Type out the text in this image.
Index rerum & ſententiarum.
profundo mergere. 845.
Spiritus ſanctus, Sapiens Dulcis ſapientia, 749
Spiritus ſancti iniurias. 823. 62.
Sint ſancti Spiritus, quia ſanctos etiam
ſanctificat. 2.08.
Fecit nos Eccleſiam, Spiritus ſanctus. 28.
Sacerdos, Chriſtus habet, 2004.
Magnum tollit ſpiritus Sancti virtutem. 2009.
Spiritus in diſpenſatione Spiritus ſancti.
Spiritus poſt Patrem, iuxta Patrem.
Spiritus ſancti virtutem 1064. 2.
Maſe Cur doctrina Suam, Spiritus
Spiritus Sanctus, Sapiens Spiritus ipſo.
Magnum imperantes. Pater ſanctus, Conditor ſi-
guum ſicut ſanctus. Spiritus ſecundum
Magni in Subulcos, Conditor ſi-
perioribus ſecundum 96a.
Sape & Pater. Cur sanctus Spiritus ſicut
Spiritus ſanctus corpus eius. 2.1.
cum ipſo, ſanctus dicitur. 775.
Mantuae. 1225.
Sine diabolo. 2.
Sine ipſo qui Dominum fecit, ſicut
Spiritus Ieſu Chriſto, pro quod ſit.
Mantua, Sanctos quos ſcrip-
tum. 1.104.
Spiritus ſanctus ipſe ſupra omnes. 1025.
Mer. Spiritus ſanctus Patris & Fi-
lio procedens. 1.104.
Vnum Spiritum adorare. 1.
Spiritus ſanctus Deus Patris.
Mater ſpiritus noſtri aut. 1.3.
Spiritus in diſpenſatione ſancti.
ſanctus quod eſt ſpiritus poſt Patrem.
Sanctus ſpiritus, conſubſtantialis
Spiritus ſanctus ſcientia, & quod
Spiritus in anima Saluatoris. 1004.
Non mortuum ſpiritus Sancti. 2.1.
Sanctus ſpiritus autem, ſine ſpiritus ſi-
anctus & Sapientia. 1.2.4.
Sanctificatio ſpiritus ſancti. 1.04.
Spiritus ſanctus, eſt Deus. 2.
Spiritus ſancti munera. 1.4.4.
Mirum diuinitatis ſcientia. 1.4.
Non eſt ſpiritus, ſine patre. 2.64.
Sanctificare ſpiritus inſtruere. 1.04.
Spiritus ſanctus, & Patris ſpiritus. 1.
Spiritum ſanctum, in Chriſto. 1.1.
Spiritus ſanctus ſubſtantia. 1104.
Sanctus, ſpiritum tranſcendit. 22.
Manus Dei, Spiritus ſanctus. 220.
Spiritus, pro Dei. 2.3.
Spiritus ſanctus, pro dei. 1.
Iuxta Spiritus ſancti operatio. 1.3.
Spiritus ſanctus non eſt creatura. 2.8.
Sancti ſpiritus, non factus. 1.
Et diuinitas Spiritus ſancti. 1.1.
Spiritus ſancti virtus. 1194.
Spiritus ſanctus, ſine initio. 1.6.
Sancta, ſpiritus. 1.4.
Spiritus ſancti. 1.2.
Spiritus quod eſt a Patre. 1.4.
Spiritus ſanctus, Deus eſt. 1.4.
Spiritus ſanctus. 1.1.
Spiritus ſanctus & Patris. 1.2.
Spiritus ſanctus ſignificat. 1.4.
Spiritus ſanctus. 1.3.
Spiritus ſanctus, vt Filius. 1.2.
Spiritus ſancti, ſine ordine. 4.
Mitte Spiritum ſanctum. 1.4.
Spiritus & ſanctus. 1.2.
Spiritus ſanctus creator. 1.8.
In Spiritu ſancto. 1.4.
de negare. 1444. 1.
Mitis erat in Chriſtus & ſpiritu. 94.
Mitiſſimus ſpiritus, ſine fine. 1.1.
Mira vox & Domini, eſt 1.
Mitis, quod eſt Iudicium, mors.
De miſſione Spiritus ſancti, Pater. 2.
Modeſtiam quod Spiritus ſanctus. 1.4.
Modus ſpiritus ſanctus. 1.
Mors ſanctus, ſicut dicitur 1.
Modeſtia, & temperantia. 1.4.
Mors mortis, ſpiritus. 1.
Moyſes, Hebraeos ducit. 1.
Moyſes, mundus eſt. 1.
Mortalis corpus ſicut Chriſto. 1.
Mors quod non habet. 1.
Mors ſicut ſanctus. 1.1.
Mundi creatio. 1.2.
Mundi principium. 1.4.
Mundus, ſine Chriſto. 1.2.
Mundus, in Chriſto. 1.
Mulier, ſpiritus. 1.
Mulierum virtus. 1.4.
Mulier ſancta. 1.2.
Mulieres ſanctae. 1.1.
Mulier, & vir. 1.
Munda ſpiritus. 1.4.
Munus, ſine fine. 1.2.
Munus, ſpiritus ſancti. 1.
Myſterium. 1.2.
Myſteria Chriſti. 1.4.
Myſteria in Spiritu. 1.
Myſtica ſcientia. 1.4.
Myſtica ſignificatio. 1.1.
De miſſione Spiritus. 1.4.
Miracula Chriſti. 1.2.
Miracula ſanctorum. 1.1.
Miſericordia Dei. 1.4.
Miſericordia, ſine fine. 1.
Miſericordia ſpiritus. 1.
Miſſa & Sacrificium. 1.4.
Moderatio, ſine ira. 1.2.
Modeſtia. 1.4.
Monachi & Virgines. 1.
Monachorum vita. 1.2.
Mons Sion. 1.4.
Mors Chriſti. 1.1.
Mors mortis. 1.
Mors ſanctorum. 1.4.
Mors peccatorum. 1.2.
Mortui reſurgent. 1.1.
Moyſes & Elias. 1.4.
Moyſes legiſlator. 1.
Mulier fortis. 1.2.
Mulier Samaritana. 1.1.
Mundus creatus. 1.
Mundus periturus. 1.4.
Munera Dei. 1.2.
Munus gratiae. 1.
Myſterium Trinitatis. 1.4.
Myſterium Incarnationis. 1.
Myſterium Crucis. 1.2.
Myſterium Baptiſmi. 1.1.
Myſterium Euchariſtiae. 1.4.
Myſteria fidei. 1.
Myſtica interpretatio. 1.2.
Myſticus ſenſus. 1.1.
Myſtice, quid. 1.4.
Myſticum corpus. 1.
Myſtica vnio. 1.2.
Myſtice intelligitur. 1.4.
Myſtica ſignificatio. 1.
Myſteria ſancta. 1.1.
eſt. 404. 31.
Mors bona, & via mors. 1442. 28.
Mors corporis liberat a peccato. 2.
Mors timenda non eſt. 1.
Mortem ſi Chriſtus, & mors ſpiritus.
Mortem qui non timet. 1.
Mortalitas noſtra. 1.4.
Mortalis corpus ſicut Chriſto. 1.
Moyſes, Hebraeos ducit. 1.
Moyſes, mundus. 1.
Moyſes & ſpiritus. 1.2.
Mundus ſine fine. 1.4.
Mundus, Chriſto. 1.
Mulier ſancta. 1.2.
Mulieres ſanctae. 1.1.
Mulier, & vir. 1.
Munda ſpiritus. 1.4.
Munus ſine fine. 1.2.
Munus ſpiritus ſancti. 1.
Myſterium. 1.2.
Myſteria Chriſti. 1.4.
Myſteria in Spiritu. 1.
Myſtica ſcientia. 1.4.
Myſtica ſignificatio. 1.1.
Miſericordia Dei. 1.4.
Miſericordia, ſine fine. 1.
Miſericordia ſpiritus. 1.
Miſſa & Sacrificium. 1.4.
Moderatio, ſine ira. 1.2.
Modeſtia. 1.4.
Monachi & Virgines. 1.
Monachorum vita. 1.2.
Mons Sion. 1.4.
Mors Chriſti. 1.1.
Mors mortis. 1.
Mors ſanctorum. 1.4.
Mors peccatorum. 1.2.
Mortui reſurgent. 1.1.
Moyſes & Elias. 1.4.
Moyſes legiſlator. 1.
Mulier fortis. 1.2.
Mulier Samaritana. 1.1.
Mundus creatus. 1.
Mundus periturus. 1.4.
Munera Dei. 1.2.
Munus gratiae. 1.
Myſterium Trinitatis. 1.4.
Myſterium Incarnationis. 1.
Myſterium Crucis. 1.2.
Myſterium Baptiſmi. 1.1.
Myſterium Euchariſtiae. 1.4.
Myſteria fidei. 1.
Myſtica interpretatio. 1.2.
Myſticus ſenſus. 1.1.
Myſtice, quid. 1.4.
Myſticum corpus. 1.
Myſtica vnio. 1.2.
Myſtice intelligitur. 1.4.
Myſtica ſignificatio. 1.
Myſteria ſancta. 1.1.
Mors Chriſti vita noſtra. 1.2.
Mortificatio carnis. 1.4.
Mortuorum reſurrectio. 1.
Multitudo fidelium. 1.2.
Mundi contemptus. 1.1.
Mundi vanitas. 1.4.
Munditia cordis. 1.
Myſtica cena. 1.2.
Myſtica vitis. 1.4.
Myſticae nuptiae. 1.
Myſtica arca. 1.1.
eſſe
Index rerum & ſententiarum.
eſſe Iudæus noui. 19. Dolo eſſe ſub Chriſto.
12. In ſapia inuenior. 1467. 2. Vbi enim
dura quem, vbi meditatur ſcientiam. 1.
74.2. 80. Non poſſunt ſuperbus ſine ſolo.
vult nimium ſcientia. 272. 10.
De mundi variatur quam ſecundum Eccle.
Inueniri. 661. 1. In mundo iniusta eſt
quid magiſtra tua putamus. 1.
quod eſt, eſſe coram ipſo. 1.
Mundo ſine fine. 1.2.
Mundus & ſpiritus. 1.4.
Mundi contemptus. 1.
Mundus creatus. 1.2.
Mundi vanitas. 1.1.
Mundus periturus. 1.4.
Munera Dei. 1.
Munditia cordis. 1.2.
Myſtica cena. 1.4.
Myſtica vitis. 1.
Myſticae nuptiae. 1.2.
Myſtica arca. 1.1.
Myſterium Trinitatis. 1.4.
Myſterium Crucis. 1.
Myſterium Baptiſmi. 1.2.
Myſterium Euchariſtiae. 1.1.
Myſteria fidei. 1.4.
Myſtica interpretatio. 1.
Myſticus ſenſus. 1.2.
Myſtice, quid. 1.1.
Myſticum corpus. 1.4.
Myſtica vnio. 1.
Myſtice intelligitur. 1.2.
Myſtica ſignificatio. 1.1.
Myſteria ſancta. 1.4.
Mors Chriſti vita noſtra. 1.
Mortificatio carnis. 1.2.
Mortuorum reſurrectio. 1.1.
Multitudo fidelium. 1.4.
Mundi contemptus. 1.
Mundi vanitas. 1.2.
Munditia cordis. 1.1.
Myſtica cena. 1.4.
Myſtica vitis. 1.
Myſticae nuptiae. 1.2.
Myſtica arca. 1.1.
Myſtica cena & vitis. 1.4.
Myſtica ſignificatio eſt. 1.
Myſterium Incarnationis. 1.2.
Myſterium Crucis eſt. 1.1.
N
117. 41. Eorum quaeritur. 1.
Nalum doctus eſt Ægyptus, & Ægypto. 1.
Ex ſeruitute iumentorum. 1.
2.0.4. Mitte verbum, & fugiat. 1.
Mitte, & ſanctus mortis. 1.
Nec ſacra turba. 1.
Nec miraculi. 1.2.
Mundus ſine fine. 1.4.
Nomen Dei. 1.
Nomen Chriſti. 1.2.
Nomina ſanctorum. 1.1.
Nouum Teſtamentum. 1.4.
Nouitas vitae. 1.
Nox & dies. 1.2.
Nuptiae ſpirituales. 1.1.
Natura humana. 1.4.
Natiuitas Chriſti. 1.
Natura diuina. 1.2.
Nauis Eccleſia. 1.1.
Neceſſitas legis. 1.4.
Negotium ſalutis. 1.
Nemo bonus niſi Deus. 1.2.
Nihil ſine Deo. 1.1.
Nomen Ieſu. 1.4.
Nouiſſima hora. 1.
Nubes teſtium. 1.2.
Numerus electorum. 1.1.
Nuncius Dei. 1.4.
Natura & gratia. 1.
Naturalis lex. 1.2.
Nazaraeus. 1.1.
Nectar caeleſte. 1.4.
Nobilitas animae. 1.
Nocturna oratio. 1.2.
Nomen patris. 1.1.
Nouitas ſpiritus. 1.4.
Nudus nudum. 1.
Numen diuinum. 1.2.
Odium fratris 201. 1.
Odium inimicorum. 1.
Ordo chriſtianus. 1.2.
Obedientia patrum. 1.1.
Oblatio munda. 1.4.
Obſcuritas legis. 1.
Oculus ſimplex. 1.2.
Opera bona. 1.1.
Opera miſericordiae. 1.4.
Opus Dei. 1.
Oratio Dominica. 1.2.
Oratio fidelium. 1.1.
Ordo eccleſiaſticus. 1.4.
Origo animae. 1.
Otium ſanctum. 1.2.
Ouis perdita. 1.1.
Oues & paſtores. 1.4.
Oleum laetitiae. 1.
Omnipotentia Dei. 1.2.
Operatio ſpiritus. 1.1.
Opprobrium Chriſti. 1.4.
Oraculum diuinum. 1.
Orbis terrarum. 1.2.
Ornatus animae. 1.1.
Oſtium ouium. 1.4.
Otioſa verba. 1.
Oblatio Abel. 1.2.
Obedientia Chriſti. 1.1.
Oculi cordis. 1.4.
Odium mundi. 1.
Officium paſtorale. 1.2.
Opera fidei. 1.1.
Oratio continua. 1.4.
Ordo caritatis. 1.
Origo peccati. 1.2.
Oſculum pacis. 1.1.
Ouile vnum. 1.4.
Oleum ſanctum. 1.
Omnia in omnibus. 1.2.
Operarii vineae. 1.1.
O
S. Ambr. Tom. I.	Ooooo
+ + +
- _OBJECTIVE_
Using the records above, select and copy every line that has the word "bona".

- _WRITTEN SOLUTION_
Mors bona, & via mors. 1442. 28.
Opera bona. 1.1.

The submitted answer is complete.